## start Provided information
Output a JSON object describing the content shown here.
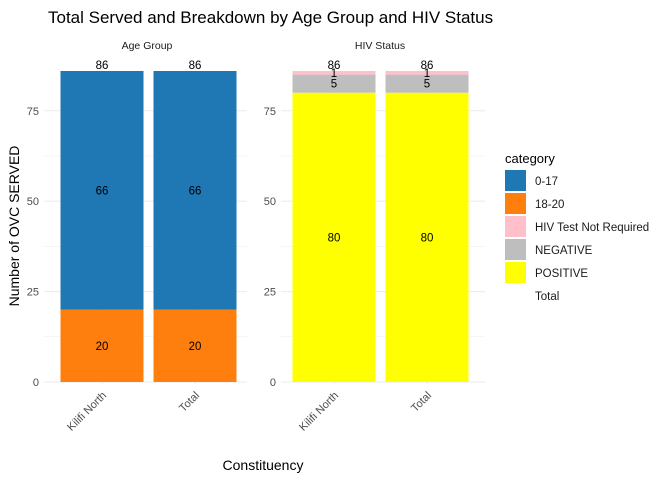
{
  "chart_data": {
    "type": "bar",
    "stacked": true,
    "title": "Total Served and Breakdown by Age Group and HIV Status",
    "xlabel": "Constituency",
    "ylabel": "Number of OVC SERVED",
    "ylim": [
      0,
      86
    ],
    "yticks": [
      0,
      25,
      50,
      75
    ],
    "grid": true,
    "legend": {
      "title": "category",
      "position": "right",
      "entries": [
        {
          "label": "0-17",
          "color": "#1f77b4"
        },
        {
          "label": "18-20",
          "color": "#ff7f0e"
        },
        {
          "label": "HIV Test Not Required",
          "color": "#ffc0cb"
        },
        {
          "label": "NEGATIVE",
          "color": "#bebebe"
        },
        {
          "label": "POSITIVE",
          "color": "#ffff00"
        },
        {
          "label": "Total",
          "color": ""
        }
      ]
    },
    "panels": [
      {
        "strip": "Age Group",
        "categories": [
          "Kilifi North",
          "Total"
        ],
        "total_label": "86",
        "totals": [
          86,
          86
        ],
        "series": [
          {
            "name": "18-20",
            "color": "#ff7f0e",
            "values": [
              20,
              20
            ]
          },
          {
            "name": "0-17",
            "color": "#1f77b4",
            "values": [
              66,
              66
            ]
          }
        ]
      },
      {
        "strip": "HIV Status",
        "categories": [
          "Kilifi North",
          "Total"
        ],
        "totals": [
          86,
          86
        ],
        "series": [
          {
            "name": "POSITIVE",
            "color": "#ffff00",
            "values": [
              80,
              80
            ]
          },
          {
            "name": "NEGATIVE",
            "color": "#bebebe",
            "values": [
              5,
              5
            ]
          },
          {
            "name": "HIV Test Not Required",
            "color": "#ffc0cb",
            "values": [
              1,
              1
            ]
          }
        ]
      }
    ]
  }
}
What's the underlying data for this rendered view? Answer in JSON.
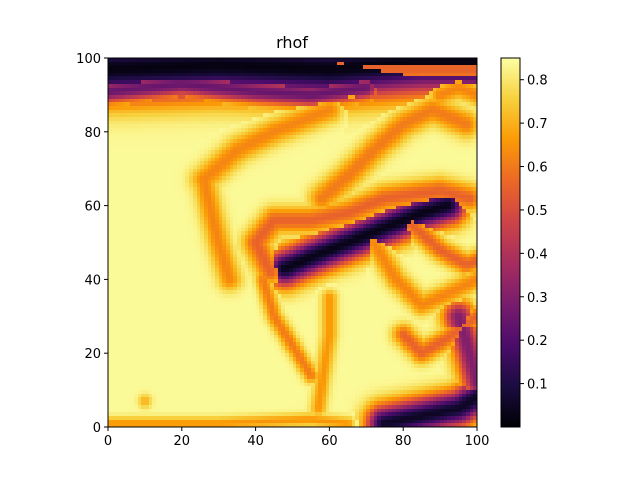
{
  "chart_data": {
    "type": "heatmap",
    "title": "rhof",
    "xlabel": "",
    "ylabel": "",
    "xlim": [
      0,
      100
    ],
    "ylim": [
      0,
      100
    ],
    "x_ticks": [
      0,
      20,
      40,
      60,
      80,
      100
    ],
    "y_ticks": [
      0,
      20,
      40,
      60,
      80,
      100
    ],
    "x_tick_labels": [
      "0",
      "20",
      "40",
      "60",
      "80",
      "100"
    ],
    "y_tick_labels": [
      "0",
      "20",
      "40",
      "60",
      "80",
      "100"
    ],
    "colormap": "inferno",
    "value_range": [
      0.0,
      0.85
    ],
    "colorbar_ticks": [
      0.1,
      0.2,
      0.3,
      0.4,
      0.5,
      0.6,
      0.7,
      0.8
    ],
    "colorbar_tick_labels": [
      "0.1",
      "0.2",
      "0.3",
      "0.4",
      "0.5",
      "0.6",
      "0.7",
      "0.8"
    ],
    "field_description": "background value ~0.84 (pale yellow) with curved orange filaments and dark bands",
    "background_value": 0.84,
    "features": [
      {
        "kind": "band",
        "value": 0.02,
        "points": [
          [
            0,
            97
          ],
          [
            30,
            98
          ],
          [
            60,
            97
          ],
          [
            85,
            99
          ],
          [
            100,
            99
          ]
        ],
        "width": 6
      },
      {
        "kind": "band",
        "value": 0.25,
        "points": [
          [
            0,
            91
          ],
          [
            20,
            93
          ],
          [
            40,
            91
          ],
          [
            55,
            90
          ],
          [
            70,
            92
          ]
        ],
        "width": 2.5
      },
      {
        "kind": "band",
        "value": 0.55,
        "points": [
          [
            62,
            98
          ],
          [
            80,
            97
          ],
          [
            100,
            97
          ]
        ],
        "width": 3
      },
      {
        "kind": "band",
        "value": 0.03,
        "points": [
          [
            48,
            43
          ],
          [
            55,
            46
          ],
          [
            65,
            50
          ],
          [
            75,
            54
          ],
          [
            85,
            58
          ],
          [
            92,
            60
          ]
        ],
        "width": 3.5
      },
      {
        "kind": "band",
        "value": 0.62,
        "points": [
          [
            26,
            67
          ],
          [
            35,
            75
          ],
          [
            45,
            80
          ],
          [
            55,
            84
          ],
          [
            60,
            86
          ]
        ],
        "width": 2.5
      },
      {
        "kind": "band",
        "value": 0.62,
        "points": [
          [
            26,
            67
          ],
          [
            28,
            58
          ],
          [
            30,
            50
          ],
          [
            33,
            40
          ]
        ],
        "width": 2.2
      },
      {
        "kind": "band",
        "value": 0.6,
        "points": [
          [
            58,
            62
          ],
          [
            65,
            68
          ],
          [
            72,
            75
          ],
          [
            80,
            82
          ],
          [
            88,
            86
          ],
          [
            97,
            82
          ]
        ],
        "width": 2.5
      },
      {
        "kind": "band",
        "value": 0.62,
        "points": [
          [
            90,
            90
          ],
          [
            95,
            92
          ],
          [
            100,
            90
          ]
        ],
        "width": 2
      },
      {
        "kind": "band",
        "value": 0.55,
        "points": [
          [
            44,
            42
          ],
          [
            40,
            50
          ],
          [
            45,
            56
          ],
          [
            55,
            56
          ],
          [
            65,
            58
          ],
          [
            75,
            62
          ],
          [
            90,
            64
          ],
          [
            98,
            62
          ]
        ],
        "width": 2.5
      },
      {
        "kind": "band",
        "value": 0.6,
        "points": [
          [
            42,
            40
          ],
          [
            45,
            30
          ],
          [
            50,
            22
          ],
          [
            55,
            14
          ]
        ],
        "width": 1.5
      },
      {
        "kind": "band",
        "value": 0.65,
        "points": [
          [
            60,
            35
          ],
          [
            60,
            25
          ],
          [
            58,
            12
          ],
          [
            57,
            5
          ]
        ],
        "width": 1.5
      },
      {
        "kind": "band",
        "value": 0.62,
        "points": [
          [
            72,
            50
          ],
          [
            78,
            40
          ],
          [
            85,
            33
          ],
          [
            92,
            36
          ],
          [
            100,
            40
          ]
        ],
        "width": 2
      },
      {
        "kind": "band",
        "value": 0.55,
        "points": [
          [
            82,
            55
          ],
          [
            90,
            48
          ],
          [
            97,
            44
          ],
          [
            100,
            45
          ]
        ],
        "width": 2
      },
      {
        "kind": "band",
        "value": 0.55,
        "points": [
          [
            80,
            25
          ],
          [
            85,
            20
          ],
          [
            92,
            24
          ],
          [
            100,
            30
          ]
        ],
        "width": 2
      },
      {
        "kind": "band",
        "value": 0.3,
        "points": [
          [
            95,
            30
          ],
          [
            98,
            20
          ],
          [
            100,
            12
          ]
        ],
        "width": 3
      },
      {
        "kind": "band",
        "value": 0.05,
        "points": [
          [
            75,
            1
          ],
          [
            85,
            3
          ],
          [
            95,
            5
          ],
          [
            100,
            8
          ]
        ],
        "width": 3.5
      },
      {
        "kind": "band",
        "value": 0.65,
        "points": [
          [
            0,
            1
          ],
          [
            30,
            1
          ],
          [
            55,
            2
          ],
          [
            65,
            1
          ]
        ],
        "width": 1.2
      },
      {
        "kind": "blob",
        "value": 0.65,
        "center": [
          66,
          90
        ],
        "radius": 1.3
      },
      {
        "kind": "blob",
        "value": 0.7,
        "center": [
          10,
          7
        ],
        "radius": 1.3
      }
    ]
  },
  "colors": {
    "colormap_stops": [
      "#000004",
      "#1b0c41",
      "#4a0c6b",
      "#781c6d",
      "#a52c60",
      "#cf4446",
      "#ed6925",
      "#fb9b06",
      "#f7d13d",
      "#fcffa4"
    ]
  }
}
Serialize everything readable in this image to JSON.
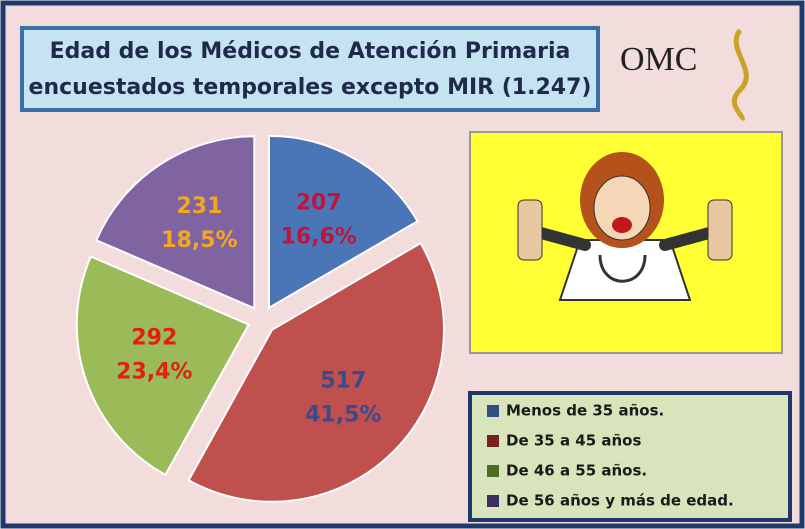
{
  "chart_data": {
    "type": "pie",
    "title": [
      "Edad de los Médicos de Atención Primaria",
      "encuestados temporales excepto MIR (1.247)"
    ],
    "logo": "OMC",
    "categories": [
      "Menos de 35 años.",
      "De 35 a 45 años",
      "De 46 a 55 años.",
      "De 56 años y más de edad."
    ],
    "values": [
      207,
      517,
      292,
      231
    ],
    "percent_labels": [
      "16,6%",
      "41,5%",
      "23,4%",
      "18,5%"
    ],
    "colors": [
      "#4a76b8",
      "#c0504d",
      "#9bbb59",
      "#8064a2"
    ],
    "label_colors": [
      "#c0143c",
      "#3b4a8a",
      "#e02010",
      "#f5a623"
    ],
    "legend_colors": [
      "#2f4f80",
      "#7a2020",
      "#4f6b1f",
      "#3f2f60"
    ]
  }
}
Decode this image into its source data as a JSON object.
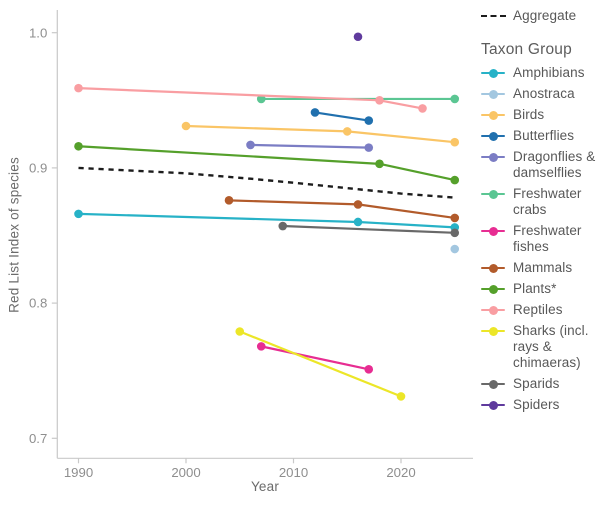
## end Provided information
§ **Request**: Quote only the lines that start at the line holding "Serialize everything readable" and end at the last line of the entries, including both of those lines, and omit every picture.

§ **Output for this task**:
Serialize everything readable in this image to JSON.
{
  "chart_data": {
    "type": "pie",
    "title": [
      "Edad de los Médicos de Atención Primaria",
      "encuestados temporales excepto MIR (1.247)"
    ],
    "logo": "OMC",
    "categories": [
      "Menos de 35 años.",
      "De 35 a 45 años",
      "De 46 a 55 años.",
      "De 56 años y más de edad."
    ],
    "values": [
      207,
      517,
      292,
      231
    ],
    "percent_labels": [
      "16,6%",
      "41,5%",
      "23,4%",
      "18,5%"
    ],
    "colors": [
      "#4a76b8",
      "#c0504d",
      "#9bbb59",
      "#8064a2"
    ],
    "label_colors": [
      "#c0143c",
      "#3b4a8a",
      "#e02010",
      "#f5a623"
    ],
    "legend_colors": [
      "#2f4f80",
      "#7a2020",
      "#4f6b1f",
      "#3f2f60"
    ]
  }
}
Decode this image into its source data as a JSON object.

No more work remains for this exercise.